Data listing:
☆ ☆ ☆
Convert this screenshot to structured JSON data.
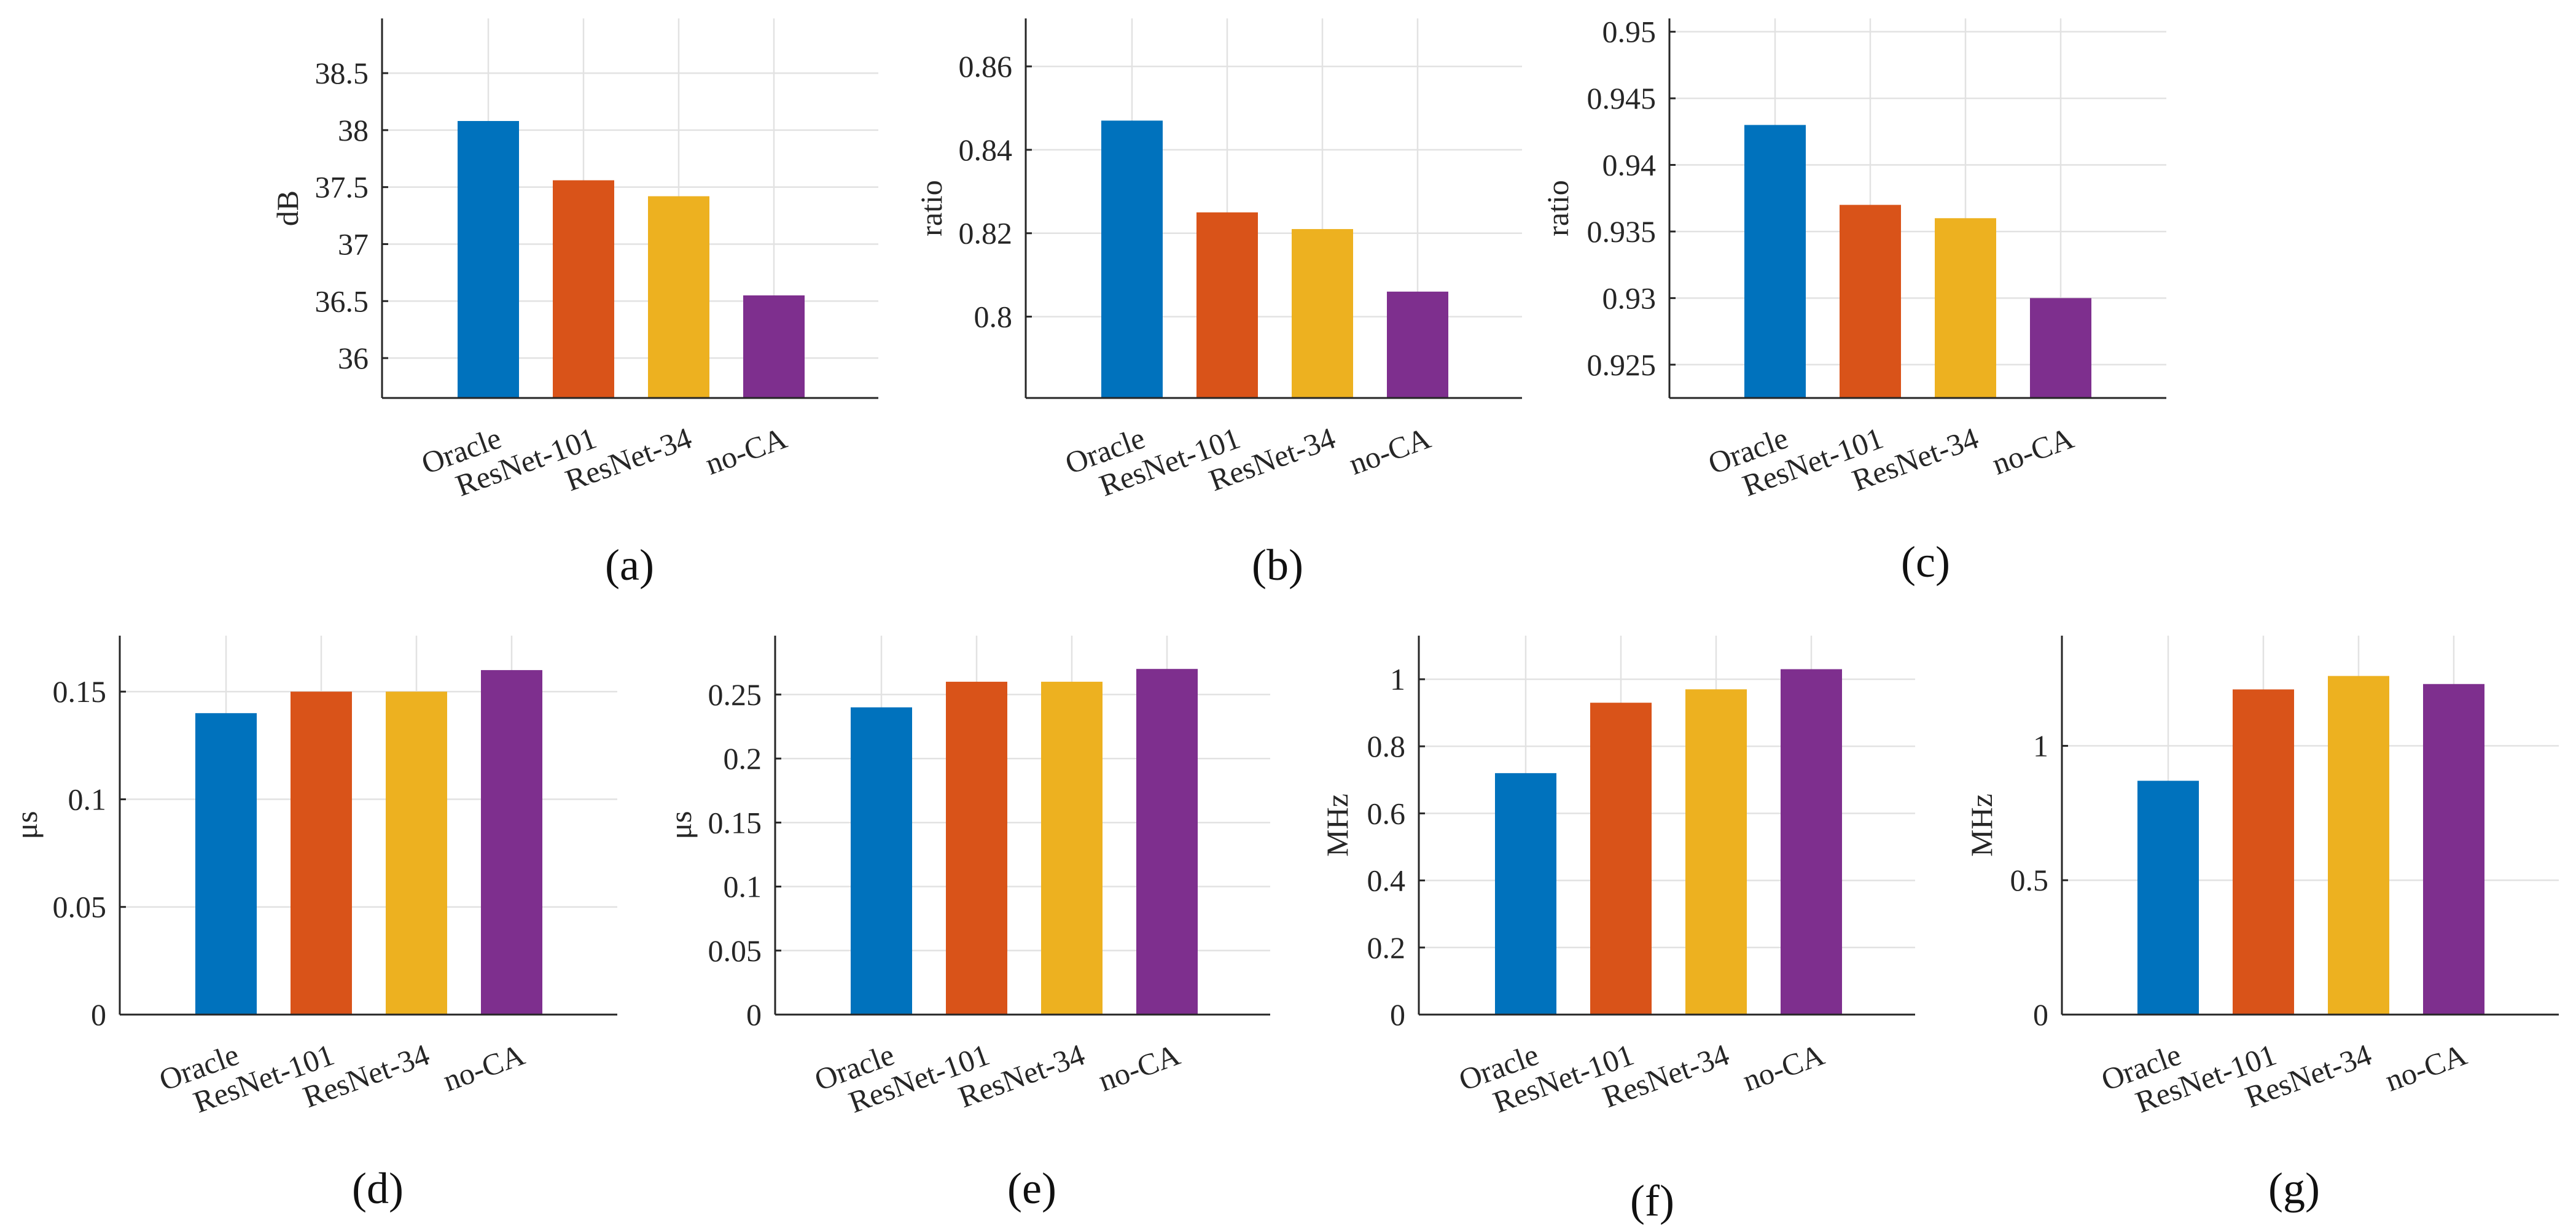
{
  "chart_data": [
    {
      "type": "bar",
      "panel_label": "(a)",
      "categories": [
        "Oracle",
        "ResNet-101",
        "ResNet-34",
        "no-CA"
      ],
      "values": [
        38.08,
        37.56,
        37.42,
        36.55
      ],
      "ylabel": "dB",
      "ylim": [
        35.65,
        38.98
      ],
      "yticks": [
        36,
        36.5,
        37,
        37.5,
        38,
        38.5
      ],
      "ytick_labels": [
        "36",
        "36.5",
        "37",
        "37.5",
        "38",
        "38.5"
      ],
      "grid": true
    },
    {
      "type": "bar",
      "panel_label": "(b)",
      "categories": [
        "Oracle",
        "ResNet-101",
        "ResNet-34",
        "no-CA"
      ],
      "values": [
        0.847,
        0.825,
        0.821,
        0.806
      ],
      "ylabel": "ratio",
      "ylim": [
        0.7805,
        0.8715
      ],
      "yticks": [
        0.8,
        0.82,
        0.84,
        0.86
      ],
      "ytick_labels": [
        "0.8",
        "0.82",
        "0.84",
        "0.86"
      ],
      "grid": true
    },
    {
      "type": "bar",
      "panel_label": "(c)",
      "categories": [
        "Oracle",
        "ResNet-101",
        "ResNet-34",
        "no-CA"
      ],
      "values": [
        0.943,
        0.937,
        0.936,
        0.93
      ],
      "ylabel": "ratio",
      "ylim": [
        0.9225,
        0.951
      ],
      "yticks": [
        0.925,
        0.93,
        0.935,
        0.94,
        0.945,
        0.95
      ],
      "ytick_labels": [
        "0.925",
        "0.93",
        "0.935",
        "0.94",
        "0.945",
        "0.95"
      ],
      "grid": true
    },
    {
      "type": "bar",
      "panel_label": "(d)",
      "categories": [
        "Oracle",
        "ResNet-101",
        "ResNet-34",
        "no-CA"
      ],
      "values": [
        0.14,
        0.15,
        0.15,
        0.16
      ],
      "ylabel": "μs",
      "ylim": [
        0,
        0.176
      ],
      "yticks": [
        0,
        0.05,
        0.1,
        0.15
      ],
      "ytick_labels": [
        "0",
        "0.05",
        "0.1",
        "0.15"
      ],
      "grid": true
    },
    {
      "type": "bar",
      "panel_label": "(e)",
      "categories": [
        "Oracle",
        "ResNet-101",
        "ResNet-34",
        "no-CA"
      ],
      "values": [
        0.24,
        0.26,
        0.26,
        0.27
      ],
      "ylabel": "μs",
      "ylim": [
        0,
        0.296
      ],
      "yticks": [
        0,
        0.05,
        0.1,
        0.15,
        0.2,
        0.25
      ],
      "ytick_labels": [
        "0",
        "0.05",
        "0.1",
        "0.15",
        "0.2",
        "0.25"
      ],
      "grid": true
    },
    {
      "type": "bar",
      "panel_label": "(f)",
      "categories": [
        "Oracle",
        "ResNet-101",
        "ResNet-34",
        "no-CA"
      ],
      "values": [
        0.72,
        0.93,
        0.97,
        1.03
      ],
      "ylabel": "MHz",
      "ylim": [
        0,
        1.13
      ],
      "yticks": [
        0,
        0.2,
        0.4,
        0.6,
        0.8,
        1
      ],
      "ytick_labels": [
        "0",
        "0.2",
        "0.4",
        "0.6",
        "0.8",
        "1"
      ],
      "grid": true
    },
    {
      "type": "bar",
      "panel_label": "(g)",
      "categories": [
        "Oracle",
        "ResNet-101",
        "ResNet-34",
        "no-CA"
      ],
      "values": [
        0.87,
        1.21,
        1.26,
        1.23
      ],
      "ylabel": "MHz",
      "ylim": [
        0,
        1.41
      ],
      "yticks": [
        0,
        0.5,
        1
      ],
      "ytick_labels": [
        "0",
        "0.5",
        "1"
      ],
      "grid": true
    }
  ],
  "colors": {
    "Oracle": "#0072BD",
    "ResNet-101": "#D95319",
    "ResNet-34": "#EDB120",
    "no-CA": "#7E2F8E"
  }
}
☆ ☆ ☆
## SET TASK
Quote the material exactly. Pictures stay out.

## RESPONSE TO THE EXERCISE
Convert this screenshot to structured JSON data.
{
  "chart_data": [
    {
      "type": "bar",
      "panel_label": "(a)",
      "categories": [
        "Oracle",
        "ResNet-101",
        "ResNet-34",
        "no-CA"
      ],
      "values": [
        38.08,
        37.56,
        37.42,
        36.55
      ],
      "ylabel": "dB",
      "ylim": [
        35.65,
        38.98
      ],
      "yticks": [
        36,
        36.5,
        37,
        37.5,
        38,
        38.5
      ],
      "ytick_labels": [
        "36",
        "36.5",
        "37",
        "37.5",
        "38",
        "38.5"
      ],
      "grid": true
    },
    {
      "type": "bar",
      "panel_label": "(b)",
      "categories": [
        "Oracle",
        "ResNet-101",
        "ResNet-34",
        "no-CA"
      ],
      "values": [
        0.847,
        0.825,
        0.821,
        0.806
      ],
      "ylabel": "ratio",
      "ylim": [
        0.7805,
        0.8715
      ],
      "yticks": [
        0.8,
        0.82,
        0.84,
        0.86
      ],
      "ytick_labels": [
        "0.8",
        "0.82",
        "0.84",
        "0.86"
      ],
      "grid": true
    },
    {
      "type": "bar",
      "panel_label": "(c)",
      "categories": [
        "Oracle",
        "ResNet-101",
        "ResNet-34",
        "no-CA"
      ],
      "values": [
        0.943,
        0.937,
        0.936,
        0.93
      ],
      "ylabel": "ratio",
      "ylim": [
        0.9225,
        0.951
      ],
      "yticks": [
        0.925,
        0.93,
        0.935,
        0.94,
        0.945,
        0.95
      ],
      "ytick_labels": [
        "0.925",
        "0.93",
        "0.935",
        "0.94",
        "0.945",
        "0.95"
      ],
      "grid": true
    },
    {
      "type": "bar",
      "panel_label": "(d)",
      "categories": [
        "Oracle",
        "ResNet-101",
        "ResNet-34",
        "no-CA"
      ],
      "values": [
        0.14,
        0.15,
        0.15,
        0.16
      ],
      "ylabel": "μs",
      "ylim": [
        0,
        0.176
      ],
      "yticks": [
        0,
        0.05,
        0.1,
        0.15
      ],
      "ytick_labels": [
        "0",
        "0.05",
        "0.1",
        "0.15"
      ],
      "grid": true
    },
    {
      "type": "bar",
      "panel_label": "(e)",
      "categories": [
        "Oracle",
        "ResNet-101",
        "ResNet-34",
        "no-CA"
      ],
      "values": [
        0.24,
        0.26,
        0.26,
        0.27
      ],
      "ylabel": "μs",
      "ylim": [
        0,
        0.296
      ],
      "yticks": [
        0,
        0.05,
        0.1,
        0.15,
        0.2,
        0.25
      ],
      "ytick_labels": [
        "0",
        "0.05",
        "0.1",
        "0.15",
        "0.2",
        "0.25"
      ],
      "grid": true
    },
    {
      "type": "bar",
      "panel_label": "(f)",
      "categories": [
        "Oracle",
        "ResNet-101",
        "ResNet-34",
        "no-CA"
      ],
      "values": [
        0.72,
        0.93,
        0.97,
        1.03
      ],
      "ylabel": "MHz",
      "ylim": [
        0,
        1.13
      ],
      "yticks": [
        0,
        0.2,
        0.4,
        0.6,
        0.8,
        1
      ],
      "ytick_labels": [
        "0",
        "0.2",
        "0.4",
        "0.6",
        "0.8",
        "1"
      ],
      "grid": true
    },
    {
      "type": "bar",
      "panel_label": "(g)",
      "categories": [
        "Oracle",
        "ResNet-101",
        "ResNet-34",
        "no-CA"
      ],
      "values": [
        0.87,
        1.21,
        1.26,
        1.23
      ],
      "ylabel": "MHz",
      "ylim": [
        0,
        1.41
      ],
      "yticks": [
        0,
        0.5,
        1
      ],
      "ytick_labels": [
        "0",
        "0.5",
        "1"
      ],
      "grid": true
    }
  ],
  "colors": {
    "Oracle": "#0072BD",
    "ResNet-101": "#D95319",
    "ResNet-34": "#EDB120",
    "no-CA": "#7E2F8E"
  }
}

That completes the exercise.